[Objective]
Your task is to reproduce the material exactly.

>> START Data listing

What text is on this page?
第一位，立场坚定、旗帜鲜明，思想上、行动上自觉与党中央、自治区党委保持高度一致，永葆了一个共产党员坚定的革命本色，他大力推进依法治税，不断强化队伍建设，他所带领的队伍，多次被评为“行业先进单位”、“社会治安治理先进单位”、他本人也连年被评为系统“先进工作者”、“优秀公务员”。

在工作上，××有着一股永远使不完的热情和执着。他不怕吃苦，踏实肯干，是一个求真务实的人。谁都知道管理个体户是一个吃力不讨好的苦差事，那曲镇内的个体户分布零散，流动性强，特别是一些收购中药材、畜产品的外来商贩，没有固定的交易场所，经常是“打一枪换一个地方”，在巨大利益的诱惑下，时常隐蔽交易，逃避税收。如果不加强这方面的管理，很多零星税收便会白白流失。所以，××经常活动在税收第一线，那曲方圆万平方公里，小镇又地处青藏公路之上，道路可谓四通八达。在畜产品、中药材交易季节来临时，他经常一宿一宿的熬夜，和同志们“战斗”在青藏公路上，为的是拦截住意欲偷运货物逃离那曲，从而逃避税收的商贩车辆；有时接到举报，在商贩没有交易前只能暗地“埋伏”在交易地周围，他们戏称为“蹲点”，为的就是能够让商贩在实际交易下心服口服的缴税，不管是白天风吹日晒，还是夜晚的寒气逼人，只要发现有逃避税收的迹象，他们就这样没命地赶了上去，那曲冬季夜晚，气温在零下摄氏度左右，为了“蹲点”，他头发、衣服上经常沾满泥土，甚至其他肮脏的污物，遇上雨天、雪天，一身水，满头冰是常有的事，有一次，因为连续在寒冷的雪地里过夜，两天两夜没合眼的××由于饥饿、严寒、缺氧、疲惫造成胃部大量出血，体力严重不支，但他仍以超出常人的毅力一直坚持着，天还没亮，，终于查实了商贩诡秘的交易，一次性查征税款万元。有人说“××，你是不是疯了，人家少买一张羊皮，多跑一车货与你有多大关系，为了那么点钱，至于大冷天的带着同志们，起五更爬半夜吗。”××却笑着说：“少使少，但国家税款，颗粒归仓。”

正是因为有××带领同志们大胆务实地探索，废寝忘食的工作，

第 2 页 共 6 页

>> END Data listing

[Expected output]
What text is on this page?
第一位，立场坚定、旗帜鲜明，思想上、行动上自觉与党中央、自治区党委保持高度一致，永葆了一个共产党员坚定的革命本色，他大力推进依法治税，不断强化队伍建设，他所带领的队伍，多次被评为“行业先进单位”、“社会治安治理先进单位”、他本人也连年被评为系统“先进工作者”、“优秀公务员”。

在工作上，××有着一股永远使不完的热情和执着。他不怕吃苦，踏实肯干，是一个求真务实的人。谁都知道管理个体户是一个吃力不讨好的苦差事，那曲镇内的个体户分布零散，流动性强，特别是一些收购中药材、畜产品的外来商贩，没有固定的交易场所，经常是“打一枪换一个地方”，在巨大利益的诱惑下，时常隐蔽交易，逃避税收。如果不加强这方面的管理，很多零星税收便会白白流失。所以，××经常活动在税收第一线，那曲方圆万平方公里，小镇又地处青藏公路之上，道路可谓四通八达。在畜产品、中药材交易季节来临时，他经常一宿一宿的熬夜，和同志们“战斗”在青藏公路上，为的是拦截住意欲偷运货物逃离那曲，从而逃避税收的商贩车辆；有时接到举报，在商贩没有交易前只能暗地“埋伏”在交易地周围，他们戏称为“蹲点”，为的就是能够让商贩在实际交易下心服口服的缴税，不管是白天风吹日晒，还是夜晚的寒气逼人，只要发现有逃避税收的迹象，他们就这样没命地赶了上去，那曲冬季夜晚，气温在零下摄氏度左右，为了“蹲点”，他头发、衣服上经常沾满泥土，甚至其他肮脏的污物，遇上雨天、雪天，一身水，满头冰是常有的事，有一次，因为连续在寒冷的雪地里过夜，两天两夜没合眼的××由于饥饿、严寒、缺氧、疲惫造成胃部大量出血，体力严重不支，但他仍以超出常人的毅力一直坚持着，天还没亮，，终于查实了商贩诡秘的交易，一次性查征税款万元。有人说“××，你是不是疯了，人家少买一张羊皮，多跑一车货与你有多大关系，为了那么点钱，至于大冷天的带着同志们，起五更爬半夜吗。”××却笑着说：“少使少，但国家税款，颗粒归仓。”

正是因为有××带领同志们大胆务实地探索，废寝忘食的工作，

第 2 页 共 6 页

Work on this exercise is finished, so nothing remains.